*Given request*:
Repeat each record below exactly, dropping the pictures.

*Dataset*:
<<<<

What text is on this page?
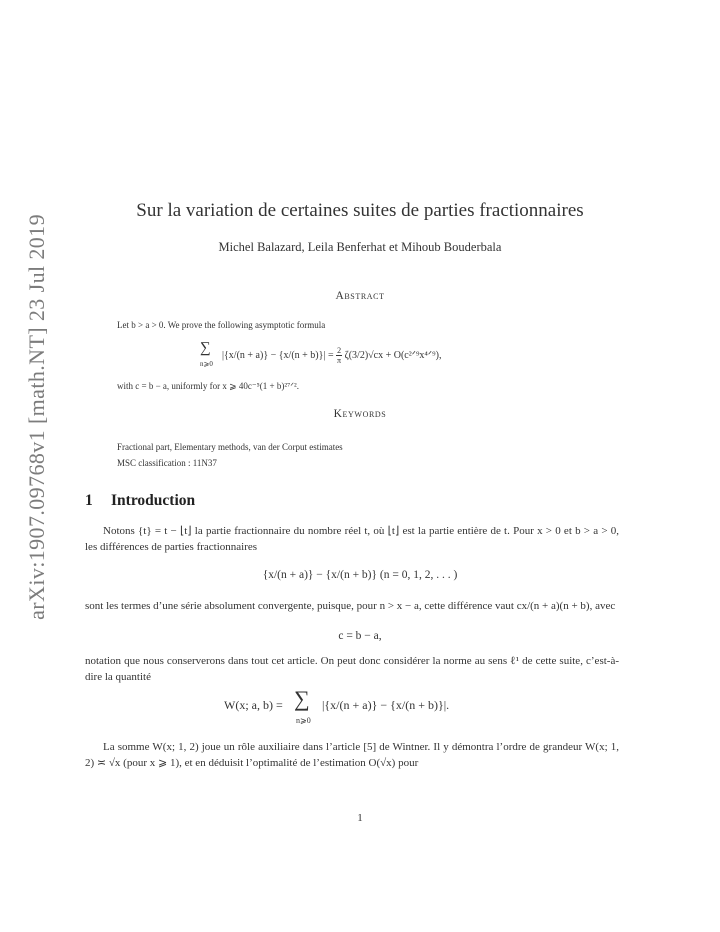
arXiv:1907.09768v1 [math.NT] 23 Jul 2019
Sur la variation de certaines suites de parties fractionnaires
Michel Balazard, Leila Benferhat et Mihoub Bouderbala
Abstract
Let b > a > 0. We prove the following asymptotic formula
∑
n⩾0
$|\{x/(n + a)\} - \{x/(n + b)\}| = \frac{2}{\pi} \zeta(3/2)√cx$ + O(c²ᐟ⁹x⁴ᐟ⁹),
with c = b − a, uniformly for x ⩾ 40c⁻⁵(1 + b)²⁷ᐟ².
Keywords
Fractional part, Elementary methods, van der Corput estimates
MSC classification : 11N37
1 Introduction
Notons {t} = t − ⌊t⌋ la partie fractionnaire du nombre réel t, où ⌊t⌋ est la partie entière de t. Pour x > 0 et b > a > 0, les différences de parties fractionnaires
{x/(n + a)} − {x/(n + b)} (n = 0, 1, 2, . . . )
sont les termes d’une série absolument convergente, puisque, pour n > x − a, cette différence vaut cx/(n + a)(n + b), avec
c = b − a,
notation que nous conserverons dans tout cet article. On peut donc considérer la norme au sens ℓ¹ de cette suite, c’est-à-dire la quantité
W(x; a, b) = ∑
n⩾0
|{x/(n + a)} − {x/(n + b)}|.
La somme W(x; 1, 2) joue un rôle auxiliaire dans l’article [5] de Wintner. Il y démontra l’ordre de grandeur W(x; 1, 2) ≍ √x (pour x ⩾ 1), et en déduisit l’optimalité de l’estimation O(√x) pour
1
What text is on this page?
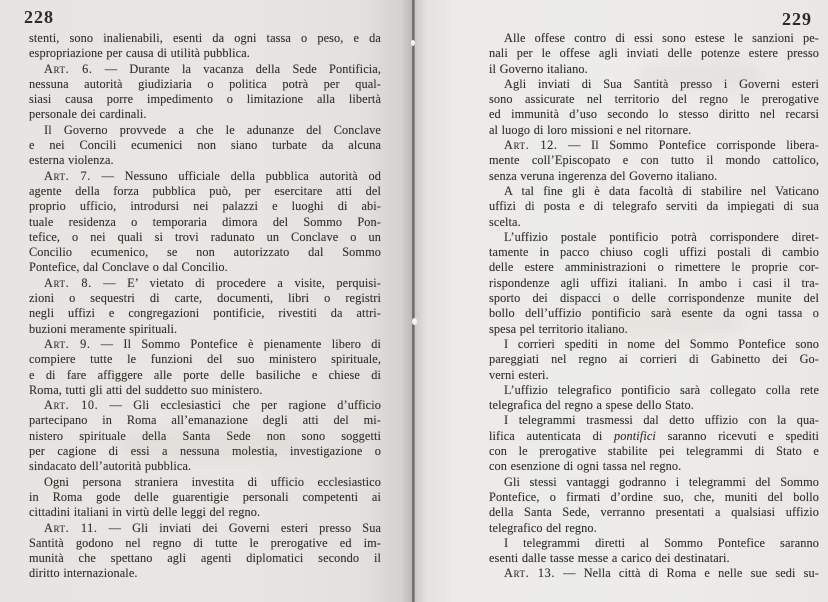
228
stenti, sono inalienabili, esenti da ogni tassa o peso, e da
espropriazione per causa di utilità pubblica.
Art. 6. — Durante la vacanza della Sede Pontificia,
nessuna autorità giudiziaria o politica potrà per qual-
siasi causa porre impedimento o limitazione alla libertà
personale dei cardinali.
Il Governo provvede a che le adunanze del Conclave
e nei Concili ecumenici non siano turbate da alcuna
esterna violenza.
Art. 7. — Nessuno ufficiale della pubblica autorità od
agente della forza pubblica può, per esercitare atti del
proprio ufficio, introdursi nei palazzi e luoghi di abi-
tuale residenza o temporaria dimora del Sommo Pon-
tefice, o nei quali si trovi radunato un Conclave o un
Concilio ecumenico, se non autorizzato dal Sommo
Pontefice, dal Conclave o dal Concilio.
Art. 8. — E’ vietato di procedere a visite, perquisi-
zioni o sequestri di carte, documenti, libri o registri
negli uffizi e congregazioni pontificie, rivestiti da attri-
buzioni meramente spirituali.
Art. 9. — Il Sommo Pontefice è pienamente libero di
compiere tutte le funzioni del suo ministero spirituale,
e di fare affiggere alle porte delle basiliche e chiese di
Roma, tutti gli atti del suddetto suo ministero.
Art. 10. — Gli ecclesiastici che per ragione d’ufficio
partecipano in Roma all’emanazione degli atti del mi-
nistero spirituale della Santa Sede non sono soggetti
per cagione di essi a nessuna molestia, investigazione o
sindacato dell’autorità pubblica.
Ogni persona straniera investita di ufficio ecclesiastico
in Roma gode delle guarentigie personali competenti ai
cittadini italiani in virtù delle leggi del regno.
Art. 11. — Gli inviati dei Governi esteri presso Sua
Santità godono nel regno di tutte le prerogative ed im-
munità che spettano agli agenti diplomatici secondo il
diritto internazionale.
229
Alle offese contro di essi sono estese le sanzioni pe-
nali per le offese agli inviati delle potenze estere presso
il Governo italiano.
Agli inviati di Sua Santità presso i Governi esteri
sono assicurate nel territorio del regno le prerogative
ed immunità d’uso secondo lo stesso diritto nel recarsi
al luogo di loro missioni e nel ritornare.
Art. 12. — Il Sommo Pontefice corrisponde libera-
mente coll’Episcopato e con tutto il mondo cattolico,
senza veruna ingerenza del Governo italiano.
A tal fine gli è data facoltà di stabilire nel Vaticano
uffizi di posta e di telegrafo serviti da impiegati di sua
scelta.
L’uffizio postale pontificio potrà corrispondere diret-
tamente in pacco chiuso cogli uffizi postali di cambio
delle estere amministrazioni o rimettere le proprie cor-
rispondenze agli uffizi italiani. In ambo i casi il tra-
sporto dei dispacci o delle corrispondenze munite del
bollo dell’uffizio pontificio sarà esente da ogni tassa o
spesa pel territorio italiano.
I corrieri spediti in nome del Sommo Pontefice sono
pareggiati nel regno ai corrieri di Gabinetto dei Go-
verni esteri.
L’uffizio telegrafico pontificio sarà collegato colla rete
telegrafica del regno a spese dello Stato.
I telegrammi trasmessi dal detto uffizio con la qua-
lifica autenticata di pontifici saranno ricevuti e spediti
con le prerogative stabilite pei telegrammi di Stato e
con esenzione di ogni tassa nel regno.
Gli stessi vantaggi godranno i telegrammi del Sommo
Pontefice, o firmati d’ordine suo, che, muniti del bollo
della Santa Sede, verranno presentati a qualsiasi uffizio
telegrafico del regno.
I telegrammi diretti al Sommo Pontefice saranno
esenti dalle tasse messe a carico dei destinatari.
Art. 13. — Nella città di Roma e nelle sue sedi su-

>>>>

*Answer to this problem*:
What text is on this page?
arXiv:1907.09768v1 [math.NT] 23 Jul 2019
Sur la variation de certaines suites de parties fractionnaires
Michel Balazard, Leila Benferhat et Mihoub Bouderbala
Abstract
Let b > a > 0. We prove the following asymptotic formula
∑
n⩾0
$|\{x/(n + a)\} - \{x/(n + b)\}| = \frac{2}{\pi} \zeta(3/2)√cx$ + O(c²ᐟ⁹x⁴ᐟ⁹),
with c = b − a, uniformly for x ⩾ 40c⁻⁵(1 + b)²⁷ᐟ².
Keywords
Fractional part, Elementary methods, van der Corput estimates
MSC classification : 11N37
1 Introduction
Notons {t} = t − ⌊t⌋ la partie fractionnaire du nombre réel t, où ⌊t⌋ est la partie entière de t. Pour x > 0 et b > a > 0, les différences de parties fractionnaires
{x/(n + a)} − {x/(n + b)} (n = 0, 1, 2, . . . )
sont les termes d’une série absolument convergente, puisque, pour n > x − a, cette différence vaut cx/(n + a)(n + b), avec
c = b − a,
notation que nous conserverons dans tout cet article. On peut donc considérer la norme au sens ℓ¹ de cette suite, c’est-à-dire la quantité
W(x; a, b) = ∑
n⩾0
|{x/(n + a)} − {x/(n + b)}|.
La somme W(x; 1, 2) joue un rôle auxiliaire dans l’article [5] de Wintner. Il y démontra l’ordre de grandeur W(x; 1, 2) ≍ √x (pour x ⩾ 1), et en déduisit l’optimalité de l’estimation O(√x) pour
1
What text is on this page?
228
stenti, sono inalienabili, esenti da ogni tassa o peso, e da
espropriazione per causa di utilità pubblica.
Art. 6. — Durante la vacanza della Sede Pontificia,
nessuna autorità giudiziaria o politica potrà per qual-
siasi causa porre impedimento o limitazione alla libertà
personale dei cardinali.
Il Governo provvede a che le adunanze del Conclave
e nei Concili ecumenici non siano turbate da alcuna
esterna violenza.
Art. 7. — Nessuno ufficiale della pubblica autorità od
agente della forza pubblica può, per esercitare atti del
proprio ufficio, introdursi nei palazzi e luoghi di abi-
tuale residenza o temporaria dimora del Sommo Pon-
tefice, o nei quali si trovi radunato un Conclave o un
Concilio ecumenico, se non autorizzato dal Sommo
Pontefice, dal Conclave o dal Concilio.
Art. 8. — E’ vietato di procedere a visite, perquisi-
zioni o sequestri di carte, documenti, libri o registri
negli uffizi e congregazioni pontificie, rivestiti da attri-
buzioni meramente spirituali.
Art. 9. — Il Sommo Pontefice è pienamente libero di
compiere tutte le funzioni del suo ministero spirituale,
e di fare affiggere alle porte delle basiliche e chiese di
Roma, tutti gli atti del suddetto suo ministero.
Art. 10. — Gli ecclesiastici che per ragione d’ufficio
partecipano in Roma all’emanazione degli atti del mi-
nistero spirituale della Santa Sede non sono soggetti
per cagione di essi a nessuna molestia, investigazione o
sindacato dell’autorità pubblica.
Ogni persona straniera investita di ufficio ecclesiastico
in Roma gode delle guarentigie personali competenti ai
cittadini italiani in virtù delle leggi del regno.
Art. 11. — Gli inviati dei Governi esteri presso Sua
Santità godono nel regno di tutte le prerogative ed im-
munità che spettano agli agenti diplomatici secondo il
diritto internazionale.
229
Alle offese contro di essi sono estese le sanzioni pe-
nali per le offese agli inviati delle potenze estere presso
il Governo italiano.
Agli inviati di Sua Santità presso i Governi esteri
sono assicurate nel territorio del regno le prerogative
ed immunità d’uso secondo lo stesso diritto nel recarsi
al luogo di loro missioni e nel ritornare.
Art. 12. — Il Sommo Pontefice corrisponde libera-
mente coll’Episcopato e con tutto il mondo cattolico,
senza veruna ingerenza del Governo italiano.
A tal fine gli è data facoltà di stabilire nel Vaticano
uffizi di posta e di telegrafo serviti da impiegati di sua
scelta.
L’uffizio postale pontificio potrà corrispondere diret-
tamente in pacco chiuso cogli uffizi postali di cambio
delle estere amministrazioni o rimettere le proprie cor-
rispondenze agli uffizi italiani. In ambo i casi il tra-
sporto dei dispacci o delle corrispondenze munite del
bollo dell’uffizio pontificio sarà esente da ogni tassa o
spesa pel territorio italiano.
I corrieri spediti in nome del Sommo Pontefice sono
pareggiati nel regno ai corrieri di Gabinetto dei Go-
verni esteri.
L’uffizio telegrafico pontificio sarà collegato colla rete
telegrafica del regno a spese dello Stato.
I telegrammi trasmessi dal detto uffizio con la qua-
lifica autenticata di pontifici saranno ricevuti e spediti
con le prerogative stabilite pei telegrammi di Stato e
con esenzione di ogni tassa nel regno.
Gli stessi vantaggi godranno i telegrammi del Sommo
Pontefice, o firmati d’ordine suo, che, muniti del bollo
della Santa Sede, verranno presentati a qualsiasi uffizio
telegrafico del regno.
I telegrammi diretti al Sommo Pontefice saranno
esenti dalle tasse messe a carico dei destinatari.
Art. 13. — Nella città di Roma e nelle sue sedi su-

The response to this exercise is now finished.